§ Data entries

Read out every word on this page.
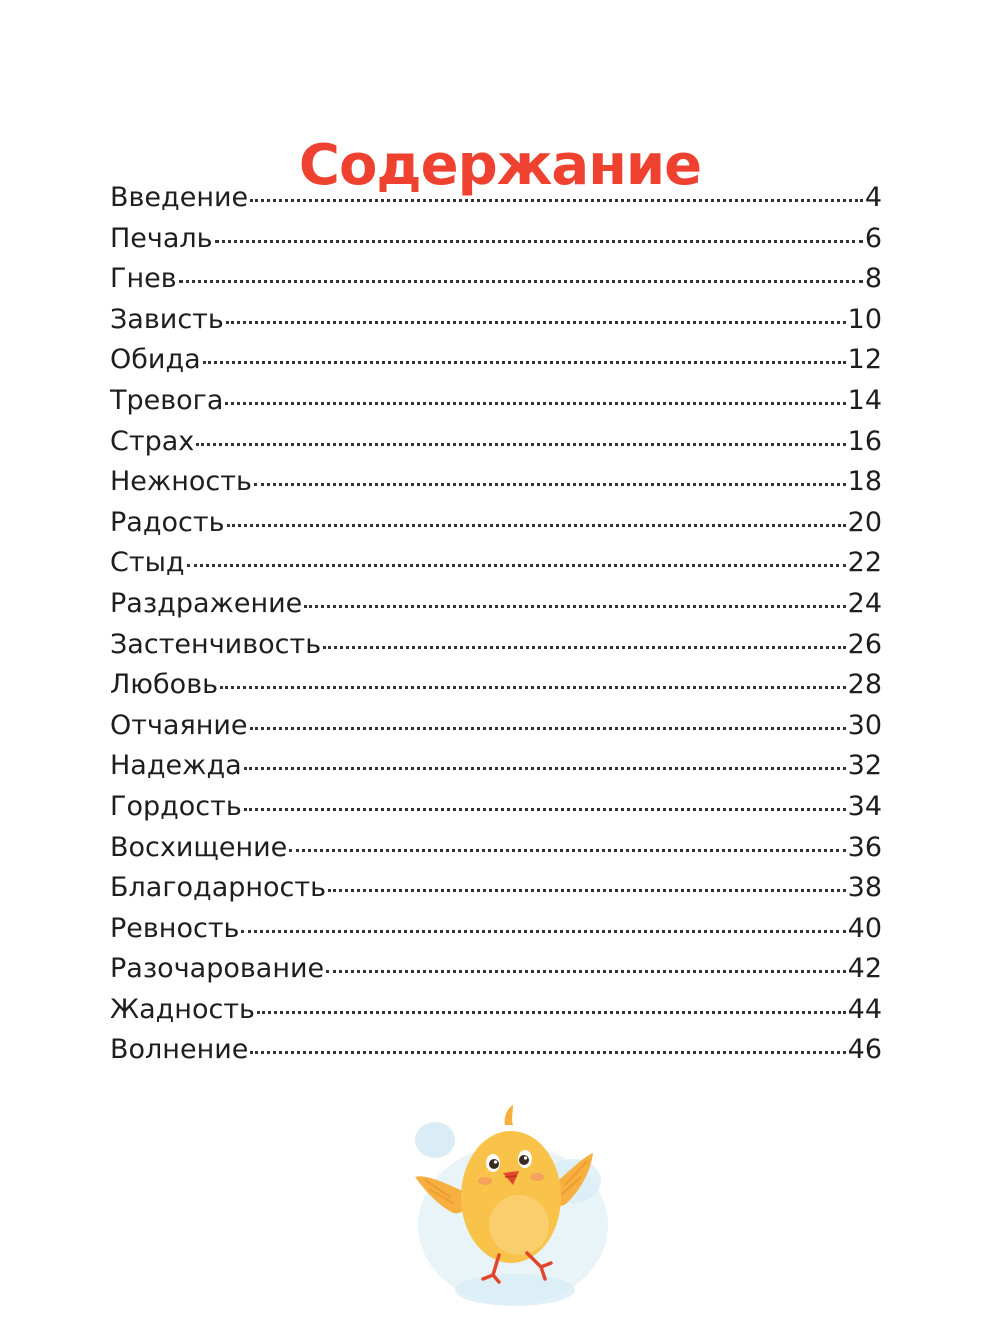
Содержание
Введение	4
Печаль	6
Гнев	8
Зависть	10
Обида	12
Тревога	14
Страх	16
Нежность	18
Радость	20
Стыд	22
Раздражение	24
Застенчивость	26
Любовь	28
Отчаяние	30
Надежда	32
Гордость	34
Восхищение	36
Благодарность	38
Ревность	40
Разочарование	42
Жадность	44
Волнение	46
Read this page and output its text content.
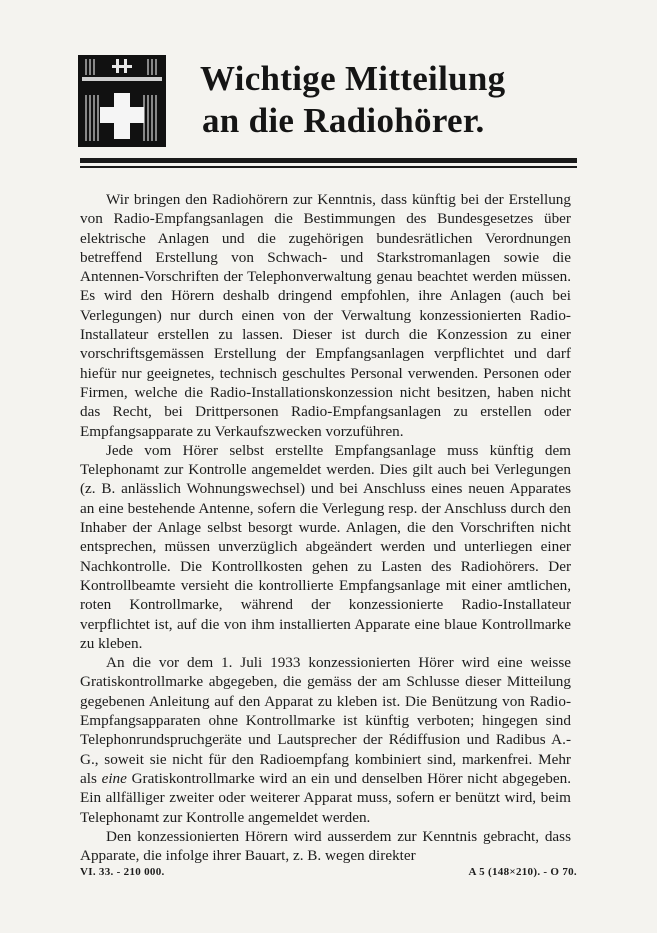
Wichtige Mitteilung
an die Radiohörer.

Wir bringen den Radiohörern zur Kenntnis, dass künftig bei der Erstellung von Radio-Empfangsanlagen die Bestimmungen des Bundesgesetzes über elektrische Anlagen und die zugehörigen bundesrätlichen Verordnungen betreffend Erstellung von Schwach- und Starkstromanlagen sowie die Antennen-Vorschriften der Telephonverwaltung genau beachtet werden müssen. Es wird den Hörern deshalb dringend empfohlen, ihre Anlagen (auch bei Verlegungen) nur durch einen von der Verwaltung konzessionierten Radio-Installateur erstellen zu lassen. Dieser ist durch die Konzession zu einer vorschriftsgemässen Erstellung der Empfangsanlagen verpflichtet und darf hiefür nur geeignetes, technisch geschultes Personal verwenden. Personen oder Firmen, welche die Radio-Installationskonzession nicht besitzen, haben nicht das Recht, bei Drittpersonen Radio-Empfangsanlagen zu erstellen oder Empfangsapparate zu Verkaufszwecken vorzuführen.

Jede vom Hörer selbst erstellte Empfangsanlage muss künftig dem Telephonamt zur Kontrolle angemeldet werden. Dies gilt auch bei Verlegungen (z. B. anlässlich Wohnungswechsel) und bei Anschluss eines neuen Apparates an eine bestehende Antenne, sofern die Verlegung resp. der Anschluss durch den Inhaber der Anlage selbst besorgt wurde. Anlagen, die den Vorschriften nicht entsprechen, müssen unverzüglich abgeändert werden und unterliegen einer Nachkontrolle. Die Kontrollkosten gehen zu Lasten des Radiohörers. Der Kontrollbeamte versieht die kontrollierte Empfangsanlage mit einer amtlichen, roten Kontrollmarke, während der konzessionierte Radio-Installateur verpflichtet ist, auf die von ihm installierten Apparate eine blaue Kontrollmarke zu kleben.

An die vor dem 1. Juli 1933 konzessionierten Hörer wird eine weisse Gratiskontrollmarke abgegeben, die gemäss der am Schlusse dieser Mitteilung gegebenen Anleitung auf den Apparat zu kleben ist. Die Benützung von Radio-Empfangsapparaten ohne Kontrollmarke ist künftig verboten; hingegen sind Telephonrundspruchgeräte und Lautsprecher der Rédiffusion und Radibus A.-G., soweit sie nicht für den Radioempfang kombiniert sind, markenfrei. Mehr als eine Gratiskontrollmarke wird an ein und denselben Hörer nicht abgegeben. Ein allfälliger zweiter oder weiterer Apparat muss, sofern er benützt wird, beim Telephonamt zur Kontrolle angemeldet werden.

Den konzessionierten Hörern wird ausserdem zur Kenntnis gebracht, dass Apparate, die infolge ihrer Bauart, z. B. wegen direkter

VI. 33. - 210 000.	A 5 (148×210). - O 70.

§ WRITTEN TASK
In the material above, how many lines hold the word "page"? Say only the number.

§ RESPONSE TO THIS EXERCISE
2